→ **WORK REQUIRED**
In the data below, how many lines contain the string "heart"? Reply with the number only.

→ **DATA EXTRACTS**

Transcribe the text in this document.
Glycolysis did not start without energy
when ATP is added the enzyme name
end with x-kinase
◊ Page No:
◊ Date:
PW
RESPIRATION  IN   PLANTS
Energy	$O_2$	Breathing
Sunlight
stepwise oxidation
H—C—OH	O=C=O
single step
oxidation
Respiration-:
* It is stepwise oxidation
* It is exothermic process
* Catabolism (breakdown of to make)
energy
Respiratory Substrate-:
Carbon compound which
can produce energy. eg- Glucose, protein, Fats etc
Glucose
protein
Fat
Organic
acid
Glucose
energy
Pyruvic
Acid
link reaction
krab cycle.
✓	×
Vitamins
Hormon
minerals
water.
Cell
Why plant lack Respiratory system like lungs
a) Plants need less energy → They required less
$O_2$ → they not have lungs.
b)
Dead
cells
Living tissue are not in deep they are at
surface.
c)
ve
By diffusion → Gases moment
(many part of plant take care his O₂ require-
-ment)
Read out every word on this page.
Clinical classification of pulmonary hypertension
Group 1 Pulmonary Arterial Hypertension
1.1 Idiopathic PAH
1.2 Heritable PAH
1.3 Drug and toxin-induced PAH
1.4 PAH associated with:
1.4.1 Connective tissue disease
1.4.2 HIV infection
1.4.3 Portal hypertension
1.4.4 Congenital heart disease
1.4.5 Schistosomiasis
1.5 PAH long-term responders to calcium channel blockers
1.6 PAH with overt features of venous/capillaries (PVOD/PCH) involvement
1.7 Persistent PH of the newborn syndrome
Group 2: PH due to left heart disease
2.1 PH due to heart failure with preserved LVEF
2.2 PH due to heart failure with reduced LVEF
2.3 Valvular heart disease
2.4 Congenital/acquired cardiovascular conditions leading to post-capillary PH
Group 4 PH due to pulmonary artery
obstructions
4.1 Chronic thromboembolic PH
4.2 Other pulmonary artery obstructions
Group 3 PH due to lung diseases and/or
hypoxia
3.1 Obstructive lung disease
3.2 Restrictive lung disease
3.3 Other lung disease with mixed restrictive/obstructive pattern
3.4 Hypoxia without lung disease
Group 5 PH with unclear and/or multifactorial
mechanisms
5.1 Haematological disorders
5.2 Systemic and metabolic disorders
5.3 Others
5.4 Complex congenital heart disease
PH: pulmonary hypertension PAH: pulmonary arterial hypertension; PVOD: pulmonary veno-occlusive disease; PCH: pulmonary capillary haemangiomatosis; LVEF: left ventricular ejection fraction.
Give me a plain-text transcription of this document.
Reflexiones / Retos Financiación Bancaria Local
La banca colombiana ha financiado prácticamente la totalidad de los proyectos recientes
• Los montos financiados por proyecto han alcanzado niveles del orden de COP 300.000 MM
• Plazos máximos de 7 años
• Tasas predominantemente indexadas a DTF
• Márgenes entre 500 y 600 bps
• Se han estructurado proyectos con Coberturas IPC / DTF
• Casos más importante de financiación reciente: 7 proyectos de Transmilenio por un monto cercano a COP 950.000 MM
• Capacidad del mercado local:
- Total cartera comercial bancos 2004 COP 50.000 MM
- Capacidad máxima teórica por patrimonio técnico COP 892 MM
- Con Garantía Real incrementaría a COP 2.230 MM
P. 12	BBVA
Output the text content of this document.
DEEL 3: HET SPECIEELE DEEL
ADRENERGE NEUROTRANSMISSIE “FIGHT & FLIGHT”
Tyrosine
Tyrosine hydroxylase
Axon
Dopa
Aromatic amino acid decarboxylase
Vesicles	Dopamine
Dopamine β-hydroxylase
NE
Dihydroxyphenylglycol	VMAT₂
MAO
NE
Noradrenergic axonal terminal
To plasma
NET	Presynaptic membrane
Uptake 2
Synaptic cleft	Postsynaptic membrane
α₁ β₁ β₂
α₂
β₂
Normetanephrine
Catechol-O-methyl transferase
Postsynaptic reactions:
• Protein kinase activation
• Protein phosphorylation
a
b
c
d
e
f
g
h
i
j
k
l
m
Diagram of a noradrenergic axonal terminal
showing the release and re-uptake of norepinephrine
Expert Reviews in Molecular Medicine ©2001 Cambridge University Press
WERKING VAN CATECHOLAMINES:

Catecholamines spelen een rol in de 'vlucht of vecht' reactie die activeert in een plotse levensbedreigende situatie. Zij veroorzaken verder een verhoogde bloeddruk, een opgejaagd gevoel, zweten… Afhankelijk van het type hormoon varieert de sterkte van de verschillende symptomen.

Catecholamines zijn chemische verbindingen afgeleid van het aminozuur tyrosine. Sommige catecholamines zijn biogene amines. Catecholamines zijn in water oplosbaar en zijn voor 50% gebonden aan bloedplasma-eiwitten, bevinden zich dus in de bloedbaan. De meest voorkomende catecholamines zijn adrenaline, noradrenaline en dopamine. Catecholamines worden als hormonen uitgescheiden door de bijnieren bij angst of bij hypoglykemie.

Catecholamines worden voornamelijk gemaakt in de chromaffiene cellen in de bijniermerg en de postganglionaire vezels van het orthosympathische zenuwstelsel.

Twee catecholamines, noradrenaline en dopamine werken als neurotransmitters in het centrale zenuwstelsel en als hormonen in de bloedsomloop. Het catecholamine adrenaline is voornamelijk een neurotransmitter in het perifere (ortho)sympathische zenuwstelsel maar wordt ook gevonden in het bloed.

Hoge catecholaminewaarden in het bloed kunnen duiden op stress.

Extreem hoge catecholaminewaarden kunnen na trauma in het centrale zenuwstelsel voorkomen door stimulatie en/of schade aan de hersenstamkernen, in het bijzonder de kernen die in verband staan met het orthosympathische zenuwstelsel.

→ **THE ANSWER**
6